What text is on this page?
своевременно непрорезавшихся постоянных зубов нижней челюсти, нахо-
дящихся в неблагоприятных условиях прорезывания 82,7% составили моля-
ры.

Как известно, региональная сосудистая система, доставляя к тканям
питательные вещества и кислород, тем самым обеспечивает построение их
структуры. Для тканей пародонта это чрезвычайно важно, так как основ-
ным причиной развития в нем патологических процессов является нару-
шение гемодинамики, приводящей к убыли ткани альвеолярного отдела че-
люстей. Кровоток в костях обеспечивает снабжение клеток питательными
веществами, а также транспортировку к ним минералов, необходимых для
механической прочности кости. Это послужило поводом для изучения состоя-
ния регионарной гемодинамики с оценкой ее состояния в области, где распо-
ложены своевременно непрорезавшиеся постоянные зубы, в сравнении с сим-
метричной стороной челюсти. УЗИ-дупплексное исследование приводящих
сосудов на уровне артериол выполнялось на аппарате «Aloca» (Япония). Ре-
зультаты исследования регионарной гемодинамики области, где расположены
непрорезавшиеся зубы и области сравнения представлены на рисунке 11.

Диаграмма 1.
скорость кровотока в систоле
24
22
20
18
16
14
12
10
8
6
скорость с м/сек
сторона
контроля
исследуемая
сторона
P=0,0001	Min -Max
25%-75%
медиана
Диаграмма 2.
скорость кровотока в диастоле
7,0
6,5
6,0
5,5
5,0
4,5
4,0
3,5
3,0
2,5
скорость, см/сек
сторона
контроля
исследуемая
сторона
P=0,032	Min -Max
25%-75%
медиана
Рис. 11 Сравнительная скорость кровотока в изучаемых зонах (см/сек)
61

=======

Go through the records above and set each one down exactly, please.

FINISHED EXERCISE:
What text is on this page?
своевременно непрорезавшихся постоянных зубов нижней челюсти, нахо-
дящихся в неблагоприятных условиях прорезывания 82,7% составили моля-
ры.

Как известно, региональная сосудистая система, доставляя к тканям
питательные вещества и кислород, тем самым обеспечивает построение их
структуры. Для тканей пародонта это чрезвычайно важно, так как основ-
ным причиной развития в нем патологических процессов является нару-
шение гемодинамики, приводящей к убыли ткани альвеолярного отдела че-
люстей. Кровоток в костях обеспечивает снабжение клеток питательными
веществами, а также транспортировку к ним минералов, необходимых для
механической прочности кости. Это послужило поводом для изучения состоя-
ния регионарной гемодинамики с оценкой ее состояния в области, где распо-
ложены своевременно непрорезавшиеся постоянные зубы, в сравнении с сим-
метричной стороной челюсти. УЗИ-дупплексное исследование приводящих
сосудов на уровне артериол выполнялось на аппарате «Aloca» (Япония). Ре-
зультаты исследования регионарной гемодинамики области, где расположены
непрорезавшиеся зубы и области сравнения представлены на рисунке 11.

Диаграмма 1.
скорость кровотока в систоле
24
22
20
18
16
14
12
10
8
6
скорость с м/сек
сторона
контроля
исследуемая
сторона
P=0,0001	Min -Max
25%-75%
медиана
Диаграмма 2.
скорость кровотока в диастоле
7,0
6,5
6,0
5,5
5,0
4,5
4,0
3,5
3,0
2,5
скорость, см/сек
сторона
контроля
исследуемая
сторона
P=0,032	Min -Max
25%-75%
медиана
Рис. 11 Сравнительная скорость кровотока в изучаемых зонах (см/сек)
61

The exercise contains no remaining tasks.